Raw data ->

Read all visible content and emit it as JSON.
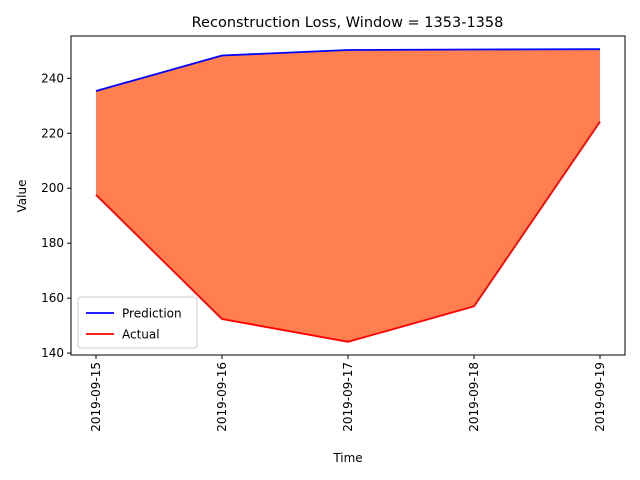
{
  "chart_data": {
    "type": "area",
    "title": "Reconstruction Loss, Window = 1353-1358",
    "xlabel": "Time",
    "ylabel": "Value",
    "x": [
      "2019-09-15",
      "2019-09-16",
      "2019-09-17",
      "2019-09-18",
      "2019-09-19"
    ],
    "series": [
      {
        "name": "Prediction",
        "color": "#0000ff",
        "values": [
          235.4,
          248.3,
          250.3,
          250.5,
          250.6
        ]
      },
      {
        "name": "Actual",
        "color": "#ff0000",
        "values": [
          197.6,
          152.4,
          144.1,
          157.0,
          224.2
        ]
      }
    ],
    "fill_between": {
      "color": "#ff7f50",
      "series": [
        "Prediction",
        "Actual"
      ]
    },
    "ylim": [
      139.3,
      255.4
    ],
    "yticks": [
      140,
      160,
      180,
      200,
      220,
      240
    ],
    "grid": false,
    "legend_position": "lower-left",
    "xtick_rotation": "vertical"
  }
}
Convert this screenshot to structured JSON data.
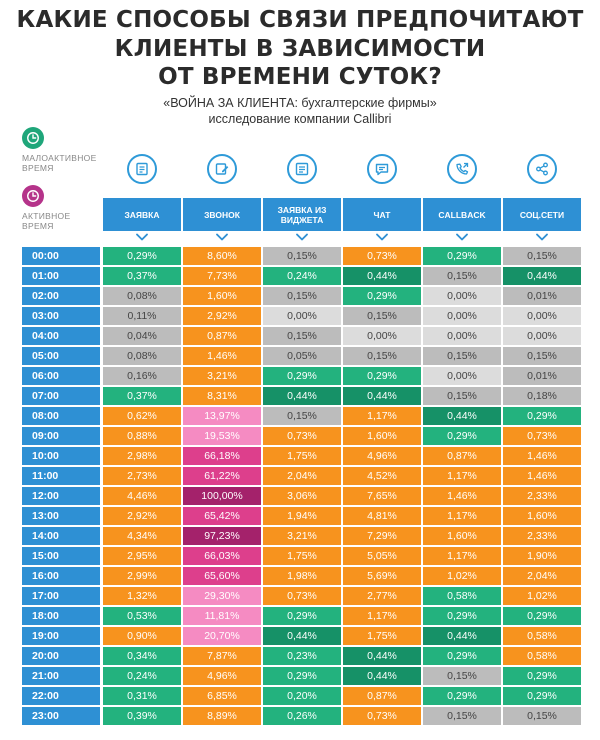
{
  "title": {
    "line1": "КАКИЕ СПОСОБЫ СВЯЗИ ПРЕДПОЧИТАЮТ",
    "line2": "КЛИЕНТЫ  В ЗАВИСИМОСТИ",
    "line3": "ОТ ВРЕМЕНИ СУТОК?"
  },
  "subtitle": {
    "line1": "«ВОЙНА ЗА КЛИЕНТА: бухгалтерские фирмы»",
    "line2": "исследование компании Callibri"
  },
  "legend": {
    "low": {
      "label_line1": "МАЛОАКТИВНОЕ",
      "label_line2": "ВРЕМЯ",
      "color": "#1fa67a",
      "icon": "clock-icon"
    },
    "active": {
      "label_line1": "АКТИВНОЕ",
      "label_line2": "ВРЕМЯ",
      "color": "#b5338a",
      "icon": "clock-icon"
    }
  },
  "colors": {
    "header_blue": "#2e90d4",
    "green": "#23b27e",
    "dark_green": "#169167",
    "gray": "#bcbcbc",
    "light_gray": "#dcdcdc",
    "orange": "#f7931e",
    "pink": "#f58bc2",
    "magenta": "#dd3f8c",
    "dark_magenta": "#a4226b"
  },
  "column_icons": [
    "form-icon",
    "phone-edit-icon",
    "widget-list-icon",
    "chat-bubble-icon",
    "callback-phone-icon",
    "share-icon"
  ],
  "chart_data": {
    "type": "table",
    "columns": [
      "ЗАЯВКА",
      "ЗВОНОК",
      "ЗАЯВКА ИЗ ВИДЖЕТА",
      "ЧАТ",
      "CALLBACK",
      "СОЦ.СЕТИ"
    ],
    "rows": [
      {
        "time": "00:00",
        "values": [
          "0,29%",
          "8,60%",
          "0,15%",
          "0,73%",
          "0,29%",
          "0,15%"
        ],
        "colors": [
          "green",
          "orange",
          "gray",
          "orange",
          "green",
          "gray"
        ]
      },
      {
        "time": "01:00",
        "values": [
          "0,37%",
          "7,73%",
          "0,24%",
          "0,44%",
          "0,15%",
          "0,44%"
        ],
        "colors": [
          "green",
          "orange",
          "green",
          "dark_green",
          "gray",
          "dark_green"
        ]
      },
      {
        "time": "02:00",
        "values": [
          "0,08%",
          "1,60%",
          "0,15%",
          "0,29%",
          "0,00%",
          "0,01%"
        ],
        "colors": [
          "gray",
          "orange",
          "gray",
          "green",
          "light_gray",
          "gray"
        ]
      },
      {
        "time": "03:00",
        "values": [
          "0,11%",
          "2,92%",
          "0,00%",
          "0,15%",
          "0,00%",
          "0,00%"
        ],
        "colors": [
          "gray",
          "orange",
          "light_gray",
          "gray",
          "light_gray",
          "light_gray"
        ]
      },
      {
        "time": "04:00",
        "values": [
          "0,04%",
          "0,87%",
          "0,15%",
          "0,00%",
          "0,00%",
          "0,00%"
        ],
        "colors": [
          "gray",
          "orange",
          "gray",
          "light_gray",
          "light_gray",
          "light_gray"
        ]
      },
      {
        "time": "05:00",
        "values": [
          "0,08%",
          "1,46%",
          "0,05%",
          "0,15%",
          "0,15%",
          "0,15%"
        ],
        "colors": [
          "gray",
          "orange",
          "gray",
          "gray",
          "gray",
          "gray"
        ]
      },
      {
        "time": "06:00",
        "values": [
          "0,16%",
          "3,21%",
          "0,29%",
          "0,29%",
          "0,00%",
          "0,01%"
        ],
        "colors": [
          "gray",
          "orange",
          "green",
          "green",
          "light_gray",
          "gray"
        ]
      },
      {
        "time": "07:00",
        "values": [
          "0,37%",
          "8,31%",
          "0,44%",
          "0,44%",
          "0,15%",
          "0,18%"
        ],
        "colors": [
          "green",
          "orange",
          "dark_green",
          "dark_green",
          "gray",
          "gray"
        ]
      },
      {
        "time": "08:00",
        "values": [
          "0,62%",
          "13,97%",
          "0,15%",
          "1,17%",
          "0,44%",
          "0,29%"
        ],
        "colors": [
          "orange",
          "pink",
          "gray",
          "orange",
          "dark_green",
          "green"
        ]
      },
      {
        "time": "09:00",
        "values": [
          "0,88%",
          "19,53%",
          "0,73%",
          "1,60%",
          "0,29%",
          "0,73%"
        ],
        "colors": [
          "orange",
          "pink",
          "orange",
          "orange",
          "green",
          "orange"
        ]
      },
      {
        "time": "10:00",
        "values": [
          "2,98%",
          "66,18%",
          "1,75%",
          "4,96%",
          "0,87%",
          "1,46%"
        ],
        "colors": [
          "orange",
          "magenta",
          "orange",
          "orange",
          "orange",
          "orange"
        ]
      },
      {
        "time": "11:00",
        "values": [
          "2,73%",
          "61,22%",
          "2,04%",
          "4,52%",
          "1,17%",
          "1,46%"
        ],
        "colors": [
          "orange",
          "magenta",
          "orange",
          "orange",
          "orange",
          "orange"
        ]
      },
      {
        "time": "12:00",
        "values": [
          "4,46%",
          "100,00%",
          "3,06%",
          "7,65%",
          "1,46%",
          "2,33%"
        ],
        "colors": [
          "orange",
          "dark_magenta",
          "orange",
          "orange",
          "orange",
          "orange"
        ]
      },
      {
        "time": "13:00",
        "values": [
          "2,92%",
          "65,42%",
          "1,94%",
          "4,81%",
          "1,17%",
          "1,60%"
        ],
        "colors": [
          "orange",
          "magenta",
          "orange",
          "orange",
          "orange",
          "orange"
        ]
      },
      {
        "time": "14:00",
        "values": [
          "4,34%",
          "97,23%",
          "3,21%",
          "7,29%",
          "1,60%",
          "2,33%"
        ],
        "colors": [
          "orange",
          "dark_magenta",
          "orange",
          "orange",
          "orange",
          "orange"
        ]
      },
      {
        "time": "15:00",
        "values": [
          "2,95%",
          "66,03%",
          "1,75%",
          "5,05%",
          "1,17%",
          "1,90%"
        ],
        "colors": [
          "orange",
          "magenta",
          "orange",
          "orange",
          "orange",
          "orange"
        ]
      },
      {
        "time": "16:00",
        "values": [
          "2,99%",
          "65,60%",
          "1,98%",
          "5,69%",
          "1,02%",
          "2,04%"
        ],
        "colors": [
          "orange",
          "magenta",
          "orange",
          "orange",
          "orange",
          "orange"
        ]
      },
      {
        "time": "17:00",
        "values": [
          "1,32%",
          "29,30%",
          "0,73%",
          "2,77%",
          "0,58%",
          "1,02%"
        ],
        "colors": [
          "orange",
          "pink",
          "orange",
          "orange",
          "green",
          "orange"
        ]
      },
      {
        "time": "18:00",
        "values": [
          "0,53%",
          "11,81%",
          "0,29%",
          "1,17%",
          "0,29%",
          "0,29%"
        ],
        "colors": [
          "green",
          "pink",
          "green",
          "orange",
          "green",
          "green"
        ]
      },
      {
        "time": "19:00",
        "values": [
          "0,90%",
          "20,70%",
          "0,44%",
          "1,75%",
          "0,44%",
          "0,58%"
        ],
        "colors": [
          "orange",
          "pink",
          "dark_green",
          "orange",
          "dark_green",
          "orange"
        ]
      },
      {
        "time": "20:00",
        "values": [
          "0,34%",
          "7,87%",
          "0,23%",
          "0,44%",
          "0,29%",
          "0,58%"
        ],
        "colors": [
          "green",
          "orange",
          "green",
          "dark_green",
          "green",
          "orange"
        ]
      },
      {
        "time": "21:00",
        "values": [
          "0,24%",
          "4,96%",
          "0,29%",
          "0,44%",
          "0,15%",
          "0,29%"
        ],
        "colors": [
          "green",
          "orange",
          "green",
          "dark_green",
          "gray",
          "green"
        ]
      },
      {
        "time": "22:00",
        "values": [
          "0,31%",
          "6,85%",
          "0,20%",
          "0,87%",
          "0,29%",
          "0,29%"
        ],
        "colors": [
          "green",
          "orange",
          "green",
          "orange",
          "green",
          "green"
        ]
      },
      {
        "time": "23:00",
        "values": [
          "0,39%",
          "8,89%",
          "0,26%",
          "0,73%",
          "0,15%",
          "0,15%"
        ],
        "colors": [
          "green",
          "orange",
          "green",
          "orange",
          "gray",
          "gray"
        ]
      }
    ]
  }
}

Written instruction -> Search the records above for "phone". Copy each line where it is found.

Result for this task ->
    "phone-edit-icon",
    "callback-phone-icon",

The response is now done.